Problem requirements: Exactly reproduce each line of the listing that follows.

Data supplied:
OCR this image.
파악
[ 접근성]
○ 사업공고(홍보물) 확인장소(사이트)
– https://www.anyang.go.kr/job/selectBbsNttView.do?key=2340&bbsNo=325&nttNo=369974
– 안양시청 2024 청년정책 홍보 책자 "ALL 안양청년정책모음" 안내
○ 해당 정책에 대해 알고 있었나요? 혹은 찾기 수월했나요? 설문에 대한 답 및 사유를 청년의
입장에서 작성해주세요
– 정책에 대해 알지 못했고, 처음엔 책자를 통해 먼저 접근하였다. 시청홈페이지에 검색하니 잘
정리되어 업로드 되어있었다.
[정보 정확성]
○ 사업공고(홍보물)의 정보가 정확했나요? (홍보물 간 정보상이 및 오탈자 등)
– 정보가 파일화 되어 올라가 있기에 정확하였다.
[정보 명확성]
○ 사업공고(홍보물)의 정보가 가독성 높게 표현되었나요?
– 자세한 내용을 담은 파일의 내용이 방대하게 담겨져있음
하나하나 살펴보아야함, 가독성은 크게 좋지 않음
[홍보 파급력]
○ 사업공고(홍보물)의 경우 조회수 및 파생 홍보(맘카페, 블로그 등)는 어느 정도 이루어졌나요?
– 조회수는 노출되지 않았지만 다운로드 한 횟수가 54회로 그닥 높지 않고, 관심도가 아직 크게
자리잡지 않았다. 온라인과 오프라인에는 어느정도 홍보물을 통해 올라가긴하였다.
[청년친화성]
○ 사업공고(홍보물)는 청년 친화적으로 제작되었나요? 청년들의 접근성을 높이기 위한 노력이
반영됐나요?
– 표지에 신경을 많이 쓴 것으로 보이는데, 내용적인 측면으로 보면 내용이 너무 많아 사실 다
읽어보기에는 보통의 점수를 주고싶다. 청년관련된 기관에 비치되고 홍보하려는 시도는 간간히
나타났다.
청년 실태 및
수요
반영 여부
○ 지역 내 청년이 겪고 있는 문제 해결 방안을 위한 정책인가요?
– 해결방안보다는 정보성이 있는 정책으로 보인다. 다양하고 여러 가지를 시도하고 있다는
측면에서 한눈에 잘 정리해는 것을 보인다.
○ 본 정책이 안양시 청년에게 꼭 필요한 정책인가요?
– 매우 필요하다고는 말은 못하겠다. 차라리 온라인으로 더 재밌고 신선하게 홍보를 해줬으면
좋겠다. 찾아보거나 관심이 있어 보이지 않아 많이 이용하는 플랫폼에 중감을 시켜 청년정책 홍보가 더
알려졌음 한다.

Output of the exercise:
OCR this image.
파악
[ 접근성]
○ 사업공고(홍보물) 확인장소(사이트)
– https://www.anyang.go.kr/job/selectBbsNttView.do?key=2340&bbsNo=325&nttNo=369974
– 안양시청 2024 청년정책 홍보 책자 "ALL 안양청년정책모음" 안내
○ 해당 정책에 대해 알고 있었나요? 혹은 찾기 수월했나요? 설문에 대한 답 및 사유를 청년의
입장에서 작성해주세요
– 정책에 대해 알지 못했고, 처음엔 책자를 통해 먼저 접근하였다. 시청홈페이지에 검색하니 잘
정리되어 업로드 되어있었다.
[정보 정확성]
○ 사업공고(홍보물)의 정보가 정확했나요? (홍보물 간 정보상이 및 오탈자 등)
– 정보가 파일화 되어 올라가 있기에 정확하였다.
[정보 명확성]
○ 사업공고(홍보물)의 정보가 가독성 높게 표현되었나요?
– 자세한 내용을 담은 파일의 내용이 방대하게 담겨져있음
하나하나 살펴보아야함, 가독성은 크게 좋지 않음
[홍보 파급력]
○ 사업공고(홍보물)의 경우 조회수 및 파생 홍보(맘카페, 블로그 등)는 어느 정도 이루어졌나요?
– 조회수는 노출되지 않았지만 다운로드 한 횟수가 54회로 그닥 높지 않고, 관심도가 아직 크게
자리잡지 않았다. 온라인과 오프라인에는 어느정도 홍보물을 통해 올라가긴하였다.
[청년친화성]
○ 사업공고(홍보물)는 청년 친화적으로 제작되었나요? 청년들의 접근성을 높이기 위한 노력이
반영됐나요?
– 표지에 신경을 많이 쓴 것으로 보이는데, 내용적인 측면으로 보면 내용이 너무 많아 사실 다
읽어보기에는 보통의 점수를 주고싶다. 청년관련된 기관에 비치되고 홍보하려는 시도는 간간히
나타났다.
청년 실태 및
수요
반영 여부
○ 지역 내 청년이 겪고 있는 문제 해결 방안을 위한 정책인가요?
– 해결방안보다는 정보성이 있는 정책으로 보인다. 다양하고 여러 가지를 시도하고 있다는
측면에서 한눈에 잘 정리해는 것을 보인다.
○ 본 정책이 안양시 청년에게 꼭 필요한 정책인가요?
– 매우 필요하다고는 말은 못하겠다. 차라리 온라인으로 더 재밌고 신선하게 홍보를 해줬으면
좋겠다. 찾아보거나 관심이 있어 보이지 않아 많이 이용하는 플랫폼에 중감을 시켜 청년정책 홍보가 더
알려졌음 한다.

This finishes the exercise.